## Problem requirements
Quote every line below exactly as it reads.
## START Exercise input
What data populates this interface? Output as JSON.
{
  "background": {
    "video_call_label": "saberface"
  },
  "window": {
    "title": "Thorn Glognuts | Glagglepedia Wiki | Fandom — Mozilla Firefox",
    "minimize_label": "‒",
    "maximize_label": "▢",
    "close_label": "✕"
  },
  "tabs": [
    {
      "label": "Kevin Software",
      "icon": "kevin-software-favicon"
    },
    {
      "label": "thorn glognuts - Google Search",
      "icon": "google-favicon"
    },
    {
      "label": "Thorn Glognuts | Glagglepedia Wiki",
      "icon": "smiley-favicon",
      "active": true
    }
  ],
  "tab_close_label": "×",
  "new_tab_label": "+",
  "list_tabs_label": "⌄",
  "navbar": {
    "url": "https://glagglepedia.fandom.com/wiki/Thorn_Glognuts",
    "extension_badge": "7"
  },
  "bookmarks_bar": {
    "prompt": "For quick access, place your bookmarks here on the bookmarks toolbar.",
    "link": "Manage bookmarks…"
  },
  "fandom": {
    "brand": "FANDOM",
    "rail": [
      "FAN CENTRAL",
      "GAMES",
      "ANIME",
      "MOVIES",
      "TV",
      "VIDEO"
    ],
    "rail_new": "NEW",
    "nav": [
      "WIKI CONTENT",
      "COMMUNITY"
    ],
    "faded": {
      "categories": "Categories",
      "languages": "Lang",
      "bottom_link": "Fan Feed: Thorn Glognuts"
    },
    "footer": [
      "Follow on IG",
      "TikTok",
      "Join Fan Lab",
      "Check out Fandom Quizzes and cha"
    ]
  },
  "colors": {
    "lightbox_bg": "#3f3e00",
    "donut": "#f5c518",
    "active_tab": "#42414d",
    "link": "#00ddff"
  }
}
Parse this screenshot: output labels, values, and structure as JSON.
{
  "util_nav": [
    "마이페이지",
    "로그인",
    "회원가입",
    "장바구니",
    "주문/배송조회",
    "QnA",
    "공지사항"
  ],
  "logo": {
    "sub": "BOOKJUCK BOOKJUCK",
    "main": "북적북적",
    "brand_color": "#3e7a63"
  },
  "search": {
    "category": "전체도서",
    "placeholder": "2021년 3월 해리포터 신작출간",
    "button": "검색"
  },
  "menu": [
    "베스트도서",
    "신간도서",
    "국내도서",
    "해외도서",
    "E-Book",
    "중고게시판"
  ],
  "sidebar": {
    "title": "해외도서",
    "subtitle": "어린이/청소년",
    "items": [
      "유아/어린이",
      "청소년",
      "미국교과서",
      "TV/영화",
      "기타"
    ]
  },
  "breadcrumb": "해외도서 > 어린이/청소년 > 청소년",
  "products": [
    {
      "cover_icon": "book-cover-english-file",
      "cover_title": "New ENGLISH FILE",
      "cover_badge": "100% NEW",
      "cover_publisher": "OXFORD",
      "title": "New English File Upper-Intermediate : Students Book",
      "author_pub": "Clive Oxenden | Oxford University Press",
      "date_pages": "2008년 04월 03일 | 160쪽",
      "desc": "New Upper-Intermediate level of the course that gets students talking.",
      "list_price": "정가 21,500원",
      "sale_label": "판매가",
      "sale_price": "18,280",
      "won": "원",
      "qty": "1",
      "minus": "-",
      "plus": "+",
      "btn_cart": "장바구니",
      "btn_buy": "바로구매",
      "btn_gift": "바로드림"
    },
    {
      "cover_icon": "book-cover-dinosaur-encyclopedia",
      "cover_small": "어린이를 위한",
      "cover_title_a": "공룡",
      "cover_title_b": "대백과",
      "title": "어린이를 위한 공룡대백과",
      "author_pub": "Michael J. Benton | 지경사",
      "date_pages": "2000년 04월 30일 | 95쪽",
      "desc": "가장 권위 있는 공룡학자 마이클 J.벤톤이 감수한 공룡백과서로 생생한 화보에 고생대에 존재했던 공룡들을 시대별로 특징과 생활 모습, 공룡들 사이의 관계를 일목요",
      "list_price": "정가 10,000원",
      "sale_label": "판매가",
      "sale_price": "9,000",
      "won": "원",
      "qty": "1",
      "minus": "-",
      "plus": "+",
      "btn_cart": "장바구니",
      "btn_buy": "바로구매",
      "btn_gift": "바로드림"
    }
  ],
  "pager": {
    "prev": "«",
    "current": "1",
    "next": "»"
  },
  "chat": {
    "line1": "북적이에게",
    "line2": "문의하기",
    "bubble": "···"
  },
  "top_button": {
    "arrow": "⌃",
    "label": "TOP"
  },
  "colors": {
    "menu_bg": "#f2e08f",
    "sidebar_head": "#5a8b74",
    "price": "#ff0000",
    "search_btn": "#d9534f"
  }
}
## END Exercise input
## Response to this task
What data populates this interface? Output as JSON.
{
  "background": {
    "video_call_label": "saberface"
  },
  "window": {
    "title": "Thorn Glognuts | Glagglepedia Wiki | Fandom — Mozilla Firefox",
    "minimize_label": "‒",
    "maximize_label": "▢",
    "close_label": "✕"
  },
  "tabs": [
    {
      "label": "Kevin Software",
      "icon": "kevin-software-favicon"
    },
    {
      "label": "thorn glognuts - Google Search",
      "icon": "google-favicon"
    },
    {
      "label": "Thorn Glognuts | Glagglepedia Wiki",
      "icon": "smiley-favicon",
      "active": true
    }
  ],
  "tab_close_label": "×",
  "new_tab_label": "+",
  "list_tabs_label": "⌄",
  "navbar": {
    "url": "https://glagglepedia.fandom.com/wiki/Thorn_Glognuts",
    "extension_badge": "7"
  },
  "bookmarks_bar": {
    "prompt": "For quick access, place your bookmarks here on the bookmarks toolbar.",
    "link": "Manage bookmarks…"
  },
  "fandom": {
    "brand": "FANDOM",
    "rail": [
      "FAN CENTRAL",
      "GAMES",
      "ANIME",
      "MOVIES",
      "TV",
      "VIDEO"
    ],
    "rail_new": "NEW",
    "nav": [
      "WIKI CONTENT",
      "COMMUNITY"
    ],
    "faded": {
      "categories": "Categories",
      "languages": "Lang",
      "bottom_link": "Fan Feed: Thorn Glognuts"
    },
    "footer": [
      "Follow on IG",
      "TikTok",
      "Join Fan Lab",
      "Check out Fandom Quizzes and cha"
    ]
  },
  "colors": {
    "lightbox_bg": "#3f3e00",
    "donut": "#f5c518",
    "active_tab": "#42414d",
    "link": "#00ddff"
  }
}
Parse this screenshot: output labels, values, and structure as JSON.
{
  "util_nav": [
    "마이페이지",
    "로그인",
    "회원가입",
    "장바구니",
    "주문/배송조회",
    "QnA",
    "공지사항"
  ],
  "logo": {
    "sub": "BOOKJUCK BOOKJUCK",
    "main": "북적북적",
    "brand_color": "#3e7a63"
  },
  "search": {
    "category": "전체도서",
    "placeholder": "2021년 3월 해리포터 신작출간",
    "button": "검색"
  },
  "menu": [
    "베스트도서",
    "신간도서",
    "국내도서",
    "해외도서",
    "E-Book",
    "중고게시판"
  ],
  "sidebar": {
    "title": "해외도서",
    "subtitle": "어린이/청소년",
    "items": [
      "유아/어린이",
      "청소년",
      "미국교과서",
      "TV/영화",
      "기타"
    ]
  },
  "breadcrumb": "해외도서 > 어린이/청소년 > 청소년",
  "products": [
    {
      "cover_icon": "book-cover-english-file",
      "cover_title": "New ENGLISH FILE",
      "cover_badge": "100% NEW",
      "cover_publisher": "OXFORD",
      "title": "New English File Upper-Intermediate : Students Book",
      "author_pub": "Clive Oxenden | Oxford University Press",
      "date_pages": "2008년 04월 03일 | 160쪽",
      "desc": "New Upper-Intermediate level of the course that gets students talking.",
      "list_price": "정가 21,500원",
      "sale_label": "판매가",
      "sale_price": "18,280",
      "won": "원",
      "qty": "1",
      "minus": "-",
      "plus": "+",
      "btn_cart": "장바구니",
      "btn_buy": "바로구매",
      "btn_gift": "바로드림"
    },
    {
      "cover_icon": "book-cover-dinosaur-encyclopedia",
      "cover_small": "어린이를 위한",
      "cover_title_a": "공룡",
      "cover_title_b": "대백과",
      "title": "어린이를 위한 공룡대백과",
      "author_pub": "Michael J. Benton | 지경사",
      "date_pages": "2000년 04월 30일 | 95쪽",
      "desc": "가장 권위 있는 공룡학자 마이클 J.벤톤이 감수한 공룡백과서로 생생한 화보에 고생대에 존재했던 공룡들을 시대별로 특징과 생활 모습, 공룡들 사이의 관계를 일목요",
      "list_price": "정가 10,000원",
      "sale_label": "판매가",
      "sale_price": "9,000",
      "won": "원",
      "qty": "1",
      "minus": "-",
      "plus": "+",
      "btn_cart": "장바구니",
      "btn_buy": "바로구매",
      "btn_gift": "바로드림"
    }
  ],
  "pager": {
    "prev": "«",
    "current": "1",
    "next": "»"
  },
  "chat": {
    "line1": "북적이에게",
    "line2": "문의하기",
    "bubble": "···"
  },
  "top_button": {
    "arrow": "⌃",
    "label": "TOP"
  },
  "colors": {
    "menu_bg": "#f2e08f",
    "sidebar_head": "#5a8b74",
    "price": "#ff0000",
    "search_btn": "#d9534f"
  }
}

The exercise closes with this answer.